(Figure record listings)
● ● ● ●

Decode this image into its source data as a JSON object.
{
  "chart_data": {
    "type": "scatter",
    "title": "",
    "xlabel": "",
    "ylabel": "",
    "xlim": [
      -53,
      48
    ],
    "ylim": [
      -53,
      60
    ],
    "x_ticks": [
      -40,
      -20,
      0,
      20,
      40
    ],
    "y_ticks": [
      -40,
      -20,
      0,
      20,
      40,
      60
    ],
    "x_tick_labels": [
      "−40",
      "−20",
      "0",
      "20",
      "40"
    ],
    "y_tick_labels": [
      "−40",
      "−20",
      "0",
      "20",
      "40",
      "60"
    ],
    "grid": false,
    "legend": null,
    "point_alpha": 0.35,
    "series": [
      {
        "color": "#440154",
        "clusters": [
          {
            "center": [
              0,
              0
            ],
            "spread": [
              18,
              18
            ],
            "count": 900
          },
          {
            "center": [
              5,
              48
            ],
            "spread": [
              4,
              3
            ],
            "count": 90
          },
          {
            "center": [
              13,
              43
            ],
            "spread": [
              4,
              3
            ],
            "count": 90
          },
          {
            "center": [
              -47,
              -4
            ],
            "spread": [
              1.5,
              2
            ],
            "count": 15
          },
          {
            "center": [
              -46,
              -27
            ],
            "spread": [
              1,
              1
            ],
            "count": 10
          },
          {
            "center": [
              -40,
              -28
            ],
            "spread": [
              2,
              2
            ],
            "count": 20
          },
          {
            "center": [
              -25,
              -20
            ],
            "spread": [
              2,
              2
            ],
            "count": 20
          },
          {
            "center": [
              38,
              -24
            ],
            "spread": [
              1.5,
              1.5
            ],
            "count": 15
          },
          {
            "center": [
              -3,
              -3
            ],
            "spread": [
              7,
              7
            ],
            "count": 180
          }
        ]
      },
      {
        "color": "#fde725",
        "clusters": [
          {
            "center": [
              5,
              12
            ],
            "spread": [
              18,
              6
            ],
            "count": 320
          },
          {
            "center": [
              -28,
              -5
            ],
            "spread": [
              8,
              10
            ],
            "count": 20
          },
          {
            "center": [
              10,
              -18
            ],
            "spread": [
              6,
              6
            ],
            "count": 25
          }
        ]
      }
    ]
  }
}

● ● ● ●

# [PROBLEM TO WORK ON]
Recopy all the lines exactly as they appear.

# [FINISHED ANSWER]
Decode this image into its source data as a JSON object.
{
  "chart_data": {
    "type": "scatter",
    "title": "",
    "xlabel": "",
    "ylabel": "",
    "xlim": [
      -53,
      48
    ],
    "ylim": [
      -53,
      60
    ],
    "x_ticks": [
      -40,
      -20,
      0,
      20,
      40
    ],
    "y_ticks": [
      -40,
      -20,
      0,
      20,
      40,
      60
    ],
    "x_tick_labels": [
      "−40",
      "−20",
      "0",
      "20",
      "40"
    ],
    "y_tick_labels": [
      "−40",
      "−20",
      "0",
      "20",
      "40",
      "60"
    ],
    "grid": false,
    "legend": null,
    "point_alpha": 0.35,
    "series": [
      {
        "color": "#440154",
        "clusters": [
          {
            "center": [
              0,
              0
            ],
            "spread": [
              18,
              18
            ],
            "count": 900
          },
          {
            "center": [
              5,
              48
            ],
            "spread": [
              4,
              3
            ],
            "count": 90
          },
          {
            "center": [
              13,
              43
            ],
            "spread": [
              4,
              3
            ],
            "count": 90
          },
          {
            "center": [
              -47,
              -4
            ],
            "spread": [
              1.5,
              2
            ],
            "count": 15
          },
          {
            "center": [
              -46,
              -27
            ],
            "spread": [
              1,
              1
            ],
            "count": 10
          },
          {
            "center": [
              -40,
              -28
            ],
            "spread": [
              2,
              2
            ],
            "count": 20
          },
          {
            "center": [
              -25,
              -20
            ],
            "spread": [
              2,
              2
            ],
            "count": 20
          },
          {
            "center": [
              38,
              -24
            ],
            "spread": [
              1.5,
              1.5
            ],
            "count": 15
          },
          {
            "center": [
              -3,
              -3
            ],
            "spread": [
              7,
              7
            ],
            "count": 180
          }
        ]
      },
      {
        "color": "#fde725",
        "clusters": [
          {
            "center": [
              5,
              12
            ],
            "spread": [
              18,
              6
            ],
            "count": 320
          },
          {
            "center": [
              -28,
              -5
            ],
            "spread": [
              8,
              10
            ],
            "count": 20
          },
          {
            "center": [
              10,
              -18
            ],
            "spread": [
              6,
              6
            ],
            "count": 25
          }
        ]
      }
    ]
  }
}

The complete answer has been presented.